# Short problem
Write out the material again word for word, dropping any images it holds.

# Supplied entries

(begin)

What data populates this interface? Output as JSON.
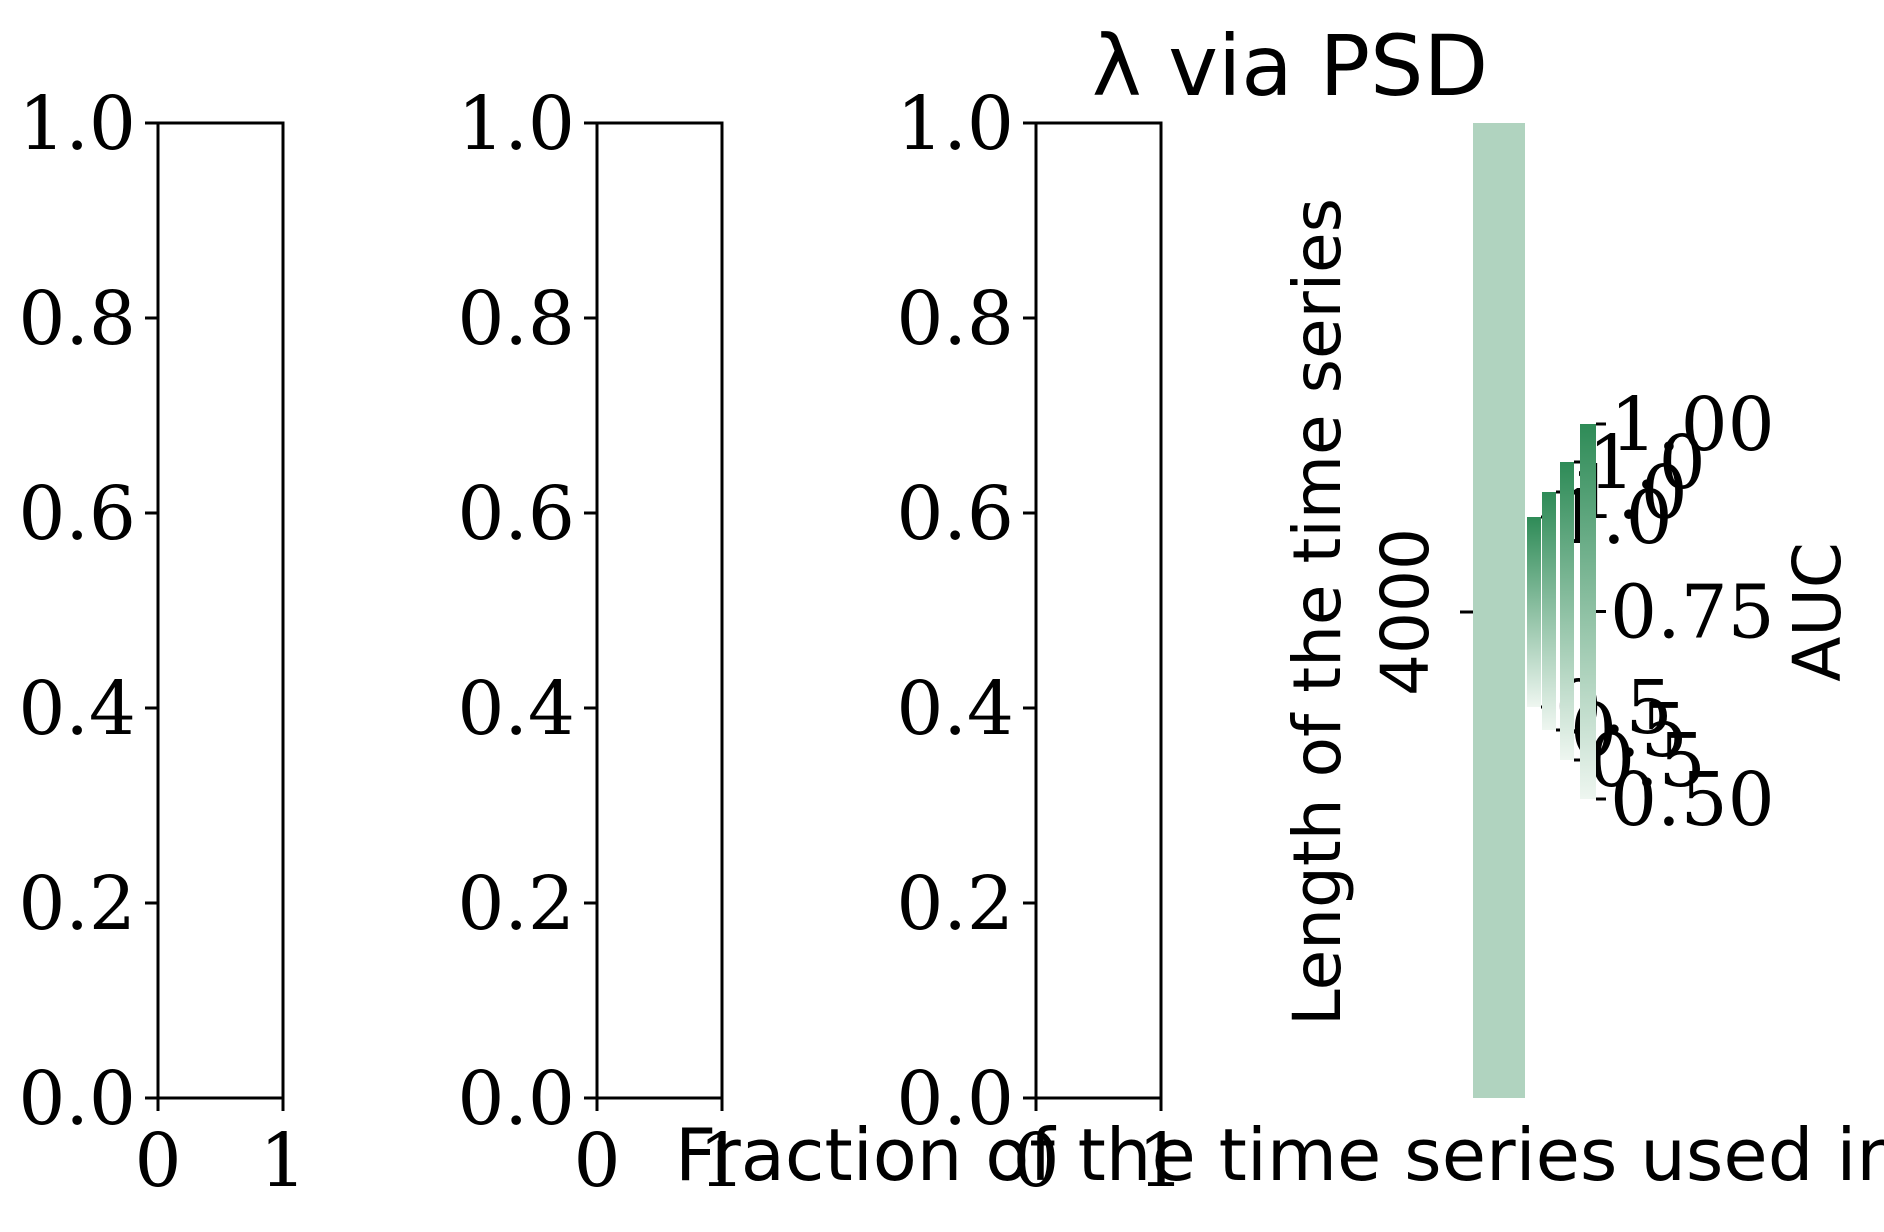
{
  "chart_data": [
    {
      "type": "line",
      "panel": "left-1",
      "xlim": [
        0,
        1
      ],
      "ylim": [
        0.0,
        1.0
      ],
      "xticks": [
        "0",
        "1"
      ],
      "yticks": [
        "0.0",
        "0.2",
        "0.4",
        "0.6",
        "0.8",
        "1.0"
      ],
      "series": []
    },
    {
      "type": "line",
      "panel": "left-2",
      "xlim": [
        0,
        1
      ],
      "ylim": [
        0.0,
        1.0
      ],
      "xticks": [
        "0",
        "1"
      ],
      "yticks": [
        "0.0",
        "0.2",
        "0.4",
        "0.6",
        "0.8",
        "1.0"
      ],
      "series": []
    },
    {
      "type": "line",
      "panel": "left-3",
      "xlim": [
        0,
        1
      ],
      "ylim": [
        0.0,
        1.0
      ],
      "xticks": [
        "0",
        "1"
      ],
      "yticks": [
        "0.0",
        "0.2",
        "0.4",
        "0.6",
        "0.8",
        "1.0"
      ],
      "series": []
    },
    {
      "type": "heatmap",
      "title": "λ via PSD",
      "ylabel": "Length of the time series",
      "yticks": [
        "4000"
      ],
      "xlabel": "Fraction of the time series used in est",
      "cell_color": "#b0d3bf",
      "colorbars": [
        {
          "ticks": [
            "0.5",
            "1.0"
          ],
          "range": [
            0.5,
            1.0
          ]
        },
        {
          "ticks": [
            "0.5",
            "1.0"
          ],
          "range": [
            0.5,
            1.0
          ]
        },
        {
          "ticks": [
            "0.5",
            "1.0"
          ],
          "range": [
            0.5,
            1.0
          ]
        },
        {
          "ticks": [
            "0.50",
            "0.75",
            "1.00"
          ],
          "range": [
            0.5,
            1.0
          ],
          "label": "AUC"
        }
      ],
      "colormap": [
        "#eef6f0",
        "#2e8b57"
      ]
    }
  ]
}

(end)

# The output
What data populates this interface? Output as JSON.
{
  "chart_data": [
    {
      "type": "line",
      "panel": "left-1",
      "xlim": [
        0,
        1
      ],
      "ylim": [
        0.0,
        1.0
      ],
      "xticks": [
        "0",
        "1"
      ],
      "yticks": [
        "0.0",
        "0.2",
        "0.4",
        "0.6",
        "0.8",
        "1.0"
      ],
      "series": []
    },
    {
      "type": "line",
      "panel": "left-2",
      "xlim": [
        0,
        1
      ],
      "ylim": [
        0.0,
        1.0
      ],
      "xticks": [
        "0",
        "1"
      ],
      "yticks": [
        "0.0",
        "0.2",
        "0.4",
        "0.6",
        "0.8",
        "1.0"
      ],
      "series": []
    },
    {
      "type": "line",
      "panel": "left-3",
      "xlim": [
        0,
        1
      ],
      "ylim": [
        0.0,
        1.0
      ],
      "xticks": [
        "0",
        "1"
      ],
      "yticks": [
        "0.0",
        "0.2",
        "0.4",
        "0.6",
        "0.8",
        "1.0"
      ],
      "series": []
    },
    {
      "type": "heatmap",
      "title": "λ via PSD",
      "ylabel": "Length of the time series",
      "yticks": [
        "4000"
      ],
      "xlabel": "Fraction of the time series used in est",
      "cell_color": "#b0d3bf",
      "colorbars": [
        {
          "ticks": [
            "0.5",
            "1.0"
          ],
          "range": [
            0.5,
            1.0
          ]
        },
        {
          "ticks": [
            "0.5",
            "1.0"
          ],
          "range": [
            0.5,
            1.0
          ]
        },
        {
          "ticks": [
            "0.5",
            "1.0"
          ],
          "range": [
            0.5,
            1.0
          ]
        },
        {
          "ticks": [
            "0.50",
            "0.75",
            "1.00"
          ],
          "range": [
            0.5,
            1.0
          ],
          "label": "AUC"
        }
      ],
      "colormap": [
        "#eef6f0",
        "#2e8b57"
      ]
    }
  ]
}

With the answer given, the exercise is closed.